Task requirements
Transcribe the entries that follow exactly as they appear, minus pictures.
_ _ _
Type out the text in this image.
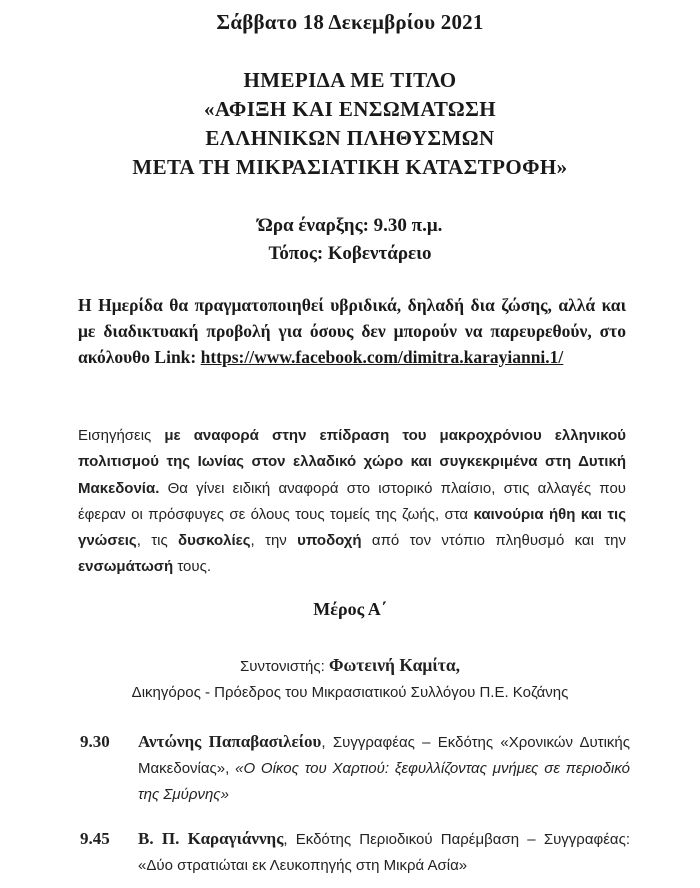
Σάββατο 18 Δεκεμβρίου 2021
ΗΜΕΡΙΔΑ ΜΕ ΤΙΤΛΟ
«ΑΦΙΞΗ ΚΑΙ ΕΝΣΩΜΑΤΩΣΗ
ΕΛΛΗΝΙΚΩΝ ΠΛΗΘΥΣΜΩΝ
ΜΕΤΑ ΤΗ ΜΙΚΡΑΣΙΑΤΙΚΗ ΚΑΤΑΣΤΡΟΦΗ»
Ώρα έναρξης: 9.30 π.μ.
Τόπος: Κοβεντάρειο
Η Ημερίδα θα πραγματοποιηθεί υβριδικά, δηλαδή δια ζώσης, αλλά και με διαδικτυακή προβολή για όσους δεν μπορούν να παρευρεθούν, στο ακόλουθο Link: https://www.facebook.com/dimitra.karayianni.1/
Εισηγήσεις με αναφορά στην επίδραση του μακροχρόνιου ελληνικού πολιτισμού της Ιωνίας στον ελλαδικό χώρο και συγκεκριμένα στη Δυτική Μακεδονία. Θα γίνει ειδική αναφορά στο ιστορικό πλαίσιο, στις αλλαγές που έφεραν οι πρόσφυγες σε όλους τους τομείς της ζωής, στα καινούρια ήθη και τις γνώσεις, τις δυσκολίες, την υποδοχή από τον ντόπιο πληθυσμό και την ενσωμάτωσή τους.
Μέρος Α΄
Συντονιστής: Φωτεινή Καμίτα,
Δικηγόρος - Πρόεδρος του Μικρασιατικού Συλλόγου Π.Ε. Κοζάνης
9.30 Αντώνης Παπαβασιλείου, Συγγραφέας – Εκδότης «Χρονικών Δυτικής Μακεδονίας», «Ο Οίκος του Χαρτιού: ξεφυλλίζοντας μνήμες σε περιοδικό της Σμύρνης»
9.45 Β. Π. Καραγιάννης, Εκδότης Περιοδικού Παρέμβαση – Συγγραφέας: «Δύο στρατιώται εκ Λευκοπηγής στη Μικρά Ασία»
_ _ _
Correct response
Type out the text in this image.
Σάββατο 18 Δεκεμβρίου 2021
ΗΜΕΡΙΔΑ ΜΕ ΤΙΤΛΟ
«ΑΦΙΞΗ ΚΑΙ ΕΝΣΩΜΑΤΩΣΗ
ΕΛΛΗΝΙΚΩΝ ΠΛΗΘΥΣΜΩΝ
ΜΕΤΑ ΤΗ ΜΙΚΡΑΣΙΑΤΙΚΗ ΚΑΤΑΣΤΡΟΦΗ»
Ώρα έναρξης: 9.30 π.μ.
Τόπος: Κοβεντάρειο
Η Ημερίδα θα πραγματοποιηθεί υβριδικά, δηλαδή δια ζώσης, αλλά και με διαδικτυακή προβολή για όσους δεν μπορούν να παρευρεθούν, στο ακόλουθο Link: https://www.facebook.com/dimitra.karayianni.1/
Εισηγήσεις με αναφορά στην επίδραση του μακροχρόνιου ελληνικού πολιτισμού της Ιωνίας στον ελλαδικό χώρο και συγκεκριμένα στη Δυτική Μακεδονία. Θα γίνει ειδική αναφορά στο ιστορικό πλαίσιο, στις αλλαγές που έφεραν οι πρόσφυγες σε όλους τους τομείς της ζωής, στα καινούρια ήθη και τις γνώσεις, τις δυσκολίες, την υποδοχή από τον ντόπιο πληθυσμό και την ενσωμάτωσή τους.
Μέρος Α΄
Συντονιστής: Φωτεινή Καμίτα,
Δικηγόρος - Πρόεδρος του Μικρασιατικού Συλλόγου Π.Ε. Κοζάνης
9.30 Αντώνης Παπαβασιλείου, Συγγραφέας – Εκδότης «Χρονικών Δυτικής Μακεδονίας», «Ο Οίκος του Χαρτιού: ξεφυλλίζοντας μνήμες σε περιοδικό της Σμύρνης»
9.45 Β. Π. Καραγιάννης, Εκδότης Περιοδικού Παρέμβαση – Συγγραφέας: «Δύο στρατιώται εκ Λευκοπηγής στη Μικρά Ασία»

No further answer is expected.